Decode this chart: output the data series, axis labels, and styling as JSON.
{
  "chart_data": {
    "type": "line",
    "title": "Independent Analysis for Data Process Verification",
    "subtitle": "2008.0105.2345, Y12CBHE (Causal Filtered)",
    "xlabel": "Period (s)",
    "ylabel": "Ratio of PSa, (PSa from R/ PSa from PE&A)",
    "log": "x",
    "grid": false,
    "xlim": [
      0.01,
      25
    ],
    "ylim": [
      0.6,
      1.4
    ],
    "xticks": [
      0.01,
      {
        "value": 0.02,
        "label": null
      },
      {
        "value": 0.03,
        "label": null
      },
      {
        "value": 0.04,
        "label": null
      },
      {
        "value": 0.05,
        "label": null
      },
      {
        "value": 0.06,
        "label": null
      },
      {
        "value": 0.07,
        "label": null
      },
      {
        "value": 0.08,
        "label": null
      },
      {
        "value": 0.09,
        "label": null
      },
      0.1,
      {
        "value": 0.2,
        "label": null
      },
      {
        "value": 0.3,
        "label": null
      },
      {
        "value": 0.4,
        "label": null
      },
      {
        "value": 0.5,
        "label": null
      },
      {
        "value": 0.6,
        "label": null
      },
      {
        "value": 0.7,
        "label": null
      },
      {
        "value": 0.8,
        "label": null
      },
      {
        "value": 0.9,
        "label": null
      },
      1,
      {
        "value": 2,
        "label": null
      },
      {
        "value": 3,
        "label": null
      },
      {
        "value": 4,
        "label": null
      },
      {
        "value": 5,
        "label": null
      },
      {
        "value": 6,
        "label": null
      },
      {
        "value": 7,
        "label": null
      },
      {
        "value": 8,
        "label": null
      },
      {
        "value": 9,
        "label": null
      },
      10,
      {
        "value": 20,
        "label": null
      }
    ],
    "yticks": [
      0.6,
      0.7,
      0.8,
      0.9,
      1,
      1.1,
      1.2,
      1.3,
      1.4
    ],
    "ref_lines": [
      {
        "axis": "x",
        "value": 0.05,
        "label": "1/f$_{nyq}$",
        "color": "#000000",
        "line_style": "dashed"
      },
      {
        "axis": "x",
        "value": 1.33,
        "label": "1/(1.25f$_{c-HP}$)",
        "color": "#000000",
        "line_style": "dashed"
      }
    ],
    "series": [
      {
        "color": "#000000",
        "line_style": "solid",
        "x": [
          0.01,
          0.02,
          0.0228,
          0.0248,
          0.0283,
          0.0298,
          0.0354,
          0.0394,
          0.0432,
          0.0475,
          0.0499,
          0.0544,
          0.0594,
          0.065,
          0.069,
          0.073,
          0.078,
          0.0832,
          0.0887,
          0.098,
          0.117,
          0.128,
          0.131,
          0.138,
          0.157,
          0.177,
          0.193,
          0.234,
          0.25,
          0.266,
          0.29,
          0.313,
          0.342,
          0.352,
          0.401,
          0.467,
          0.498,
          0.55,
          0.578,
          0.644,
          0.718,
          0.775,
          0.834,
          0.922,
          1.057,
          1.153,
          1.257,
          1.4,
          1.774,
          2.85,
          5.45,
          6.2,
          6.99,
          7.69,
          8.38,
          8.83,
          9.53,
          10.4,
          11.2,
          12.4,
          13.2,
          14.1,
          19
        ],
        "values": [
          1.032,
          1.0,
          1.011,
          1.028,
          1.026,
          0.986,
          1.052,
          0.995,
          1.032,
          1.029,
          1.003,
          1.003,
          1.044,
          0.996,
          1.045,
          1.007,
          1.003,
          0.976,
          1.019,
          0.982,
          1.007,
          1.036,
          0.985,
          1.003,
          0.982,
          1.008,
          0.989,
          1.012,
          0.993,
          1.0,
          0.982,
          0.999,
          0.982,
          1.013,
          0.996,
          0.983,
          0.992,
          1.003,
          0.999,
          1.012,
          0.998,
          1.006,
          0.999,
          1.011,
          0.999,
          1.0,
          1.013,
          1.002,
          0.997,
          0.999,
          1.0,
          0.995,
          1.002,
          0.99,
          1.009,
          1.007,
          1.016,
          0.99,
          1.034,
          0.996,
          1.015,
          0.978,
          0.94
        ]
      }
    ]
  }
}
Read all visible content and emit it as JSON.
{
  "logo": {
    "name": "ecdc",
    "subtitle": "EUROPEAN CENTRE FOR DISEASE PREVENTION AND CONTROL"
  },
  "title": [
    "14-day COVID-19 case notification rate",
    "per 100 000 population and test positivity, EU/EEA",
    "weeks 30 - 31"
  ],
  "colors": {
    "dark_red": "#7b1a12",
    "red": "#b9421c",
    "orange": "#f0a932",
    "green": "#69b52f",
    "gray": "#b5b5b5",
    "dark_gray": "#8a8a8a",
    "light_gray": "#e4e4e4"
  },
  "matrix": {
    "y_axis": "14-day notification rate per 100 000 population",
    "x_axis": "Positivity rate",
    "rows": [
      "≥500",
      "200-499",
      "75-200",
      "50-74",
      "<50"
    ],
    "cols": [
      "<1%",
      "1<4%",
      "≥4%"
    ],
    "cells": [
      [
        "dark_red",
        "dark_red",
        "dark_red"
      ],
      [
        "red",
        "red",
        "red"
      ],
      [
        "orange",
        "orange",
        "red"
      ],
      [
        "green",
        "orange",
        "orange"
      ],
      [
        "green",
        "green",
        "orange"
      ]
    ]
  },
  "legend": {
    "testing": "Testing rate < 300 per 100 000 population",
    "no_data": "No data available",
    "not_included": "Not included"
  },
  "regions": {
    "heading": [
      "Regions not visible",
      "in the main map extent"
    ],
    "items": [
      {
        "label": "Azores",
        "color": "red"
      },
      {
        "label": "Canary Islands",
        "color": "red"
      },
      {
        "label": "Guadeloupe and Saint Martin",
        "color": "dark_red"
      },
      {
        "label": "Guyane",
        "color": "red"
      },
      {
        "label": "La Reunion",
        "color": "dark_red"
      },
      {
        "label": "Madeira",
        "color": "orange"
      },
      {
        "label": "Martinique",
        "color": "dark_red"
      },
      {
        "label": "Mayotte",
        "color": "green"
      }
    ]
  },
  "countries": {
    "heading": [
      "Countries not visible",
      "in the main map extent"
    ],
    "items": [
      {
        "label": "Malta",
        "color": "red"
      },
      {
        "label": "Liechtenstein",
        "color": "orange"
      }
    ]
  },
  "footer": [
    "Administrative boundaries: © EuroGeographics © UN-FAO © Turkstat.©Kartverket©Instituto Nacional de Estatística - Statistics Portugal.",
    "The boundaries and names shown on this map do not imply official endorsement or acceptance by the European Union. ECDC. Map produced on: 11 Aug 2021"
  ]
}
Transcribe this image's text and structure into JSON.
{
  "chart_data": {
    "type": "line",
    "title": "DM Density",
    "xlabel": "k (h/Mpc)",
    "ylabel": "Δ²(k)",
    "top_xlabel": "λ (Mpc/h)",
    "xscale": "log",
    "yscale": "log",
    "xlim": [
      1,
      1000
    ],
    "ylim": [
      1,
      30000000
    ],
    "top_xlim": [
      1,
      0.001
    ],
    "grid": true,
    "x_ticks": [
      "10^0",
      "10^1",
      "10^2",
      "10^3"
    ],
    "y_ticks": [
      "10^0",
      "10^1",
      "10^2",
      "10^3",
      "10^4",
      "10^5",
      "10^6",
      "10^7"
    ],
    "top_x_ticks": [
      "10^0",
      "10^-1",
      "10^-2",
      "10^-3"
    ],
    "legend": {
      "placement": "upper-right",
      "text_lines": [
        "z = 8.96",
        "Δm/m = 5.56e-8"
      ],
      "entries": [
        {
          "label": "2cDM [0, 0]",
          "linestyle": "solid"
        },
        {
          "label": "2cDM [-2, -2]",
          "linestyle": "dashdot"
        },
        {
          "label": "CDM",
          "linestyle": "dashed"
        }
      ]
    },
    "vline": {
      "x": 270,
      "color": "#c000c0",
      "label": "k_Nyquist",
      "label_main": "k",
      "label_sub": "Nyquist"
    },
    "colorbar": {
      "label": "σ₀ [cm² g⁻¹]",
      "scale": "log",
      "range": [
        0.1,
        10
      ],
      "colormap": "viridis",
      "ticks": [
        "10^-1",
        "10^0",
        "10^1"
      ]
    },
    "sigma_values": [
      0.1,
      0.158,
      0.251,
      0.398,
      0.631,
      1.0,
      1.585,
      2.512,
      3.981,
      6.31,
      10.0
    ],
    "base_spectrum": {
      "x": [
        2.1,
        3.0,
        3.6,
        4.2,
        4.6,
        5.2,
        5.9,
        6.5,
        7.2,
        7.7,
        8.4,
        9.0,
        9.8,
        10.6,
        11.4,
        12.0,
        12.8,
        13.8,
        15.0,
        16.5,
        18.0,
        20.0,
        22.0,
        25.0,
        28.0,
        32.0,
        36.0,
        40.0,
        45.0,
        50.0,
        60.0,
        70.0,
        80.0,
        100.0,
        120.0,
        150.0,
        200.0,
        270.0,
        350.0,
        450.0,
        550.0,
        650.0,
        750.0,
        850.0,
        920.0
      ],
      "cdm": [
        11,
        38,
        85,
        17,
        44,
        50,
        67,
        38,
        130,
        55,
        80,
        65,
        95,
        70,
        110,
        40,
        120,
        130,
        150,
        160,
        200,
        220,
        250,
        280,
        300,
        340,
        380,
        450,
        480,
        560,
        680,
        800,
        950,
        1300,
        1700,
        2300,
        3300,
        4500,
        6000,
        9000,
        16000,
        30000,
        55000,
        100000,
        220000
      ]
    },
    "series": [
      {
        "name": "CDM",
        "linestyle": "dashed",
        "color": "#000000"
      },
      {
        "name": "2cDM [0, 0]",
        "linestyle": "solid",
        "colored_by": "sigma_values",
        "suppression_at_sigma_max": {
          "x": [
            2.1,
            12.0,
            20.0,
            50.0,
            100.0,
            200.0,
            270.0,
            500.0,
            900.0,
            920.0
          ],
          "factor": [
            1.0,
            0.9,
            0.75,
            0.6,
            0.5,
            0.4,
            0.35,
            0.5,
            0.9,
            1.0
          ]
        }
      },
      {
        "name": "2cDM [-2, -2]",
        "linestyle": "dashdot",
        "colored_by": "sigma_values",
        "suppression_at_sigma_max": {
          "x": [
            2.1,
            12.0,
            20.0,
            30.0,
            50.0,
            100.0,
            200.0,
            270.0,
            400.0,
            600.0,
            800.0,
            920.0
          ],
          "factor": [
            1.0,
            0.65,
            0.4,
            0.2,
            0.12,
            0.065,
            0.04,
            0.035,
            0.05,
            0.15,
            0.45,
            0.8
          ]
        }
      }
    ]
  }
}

- [Problem]: From the entries above, pull out each line that includes "solid".

- [Reply to the exercise]:
        "line_style": "solid",
          "linestyle": "solid"
        "linestyle": "solid",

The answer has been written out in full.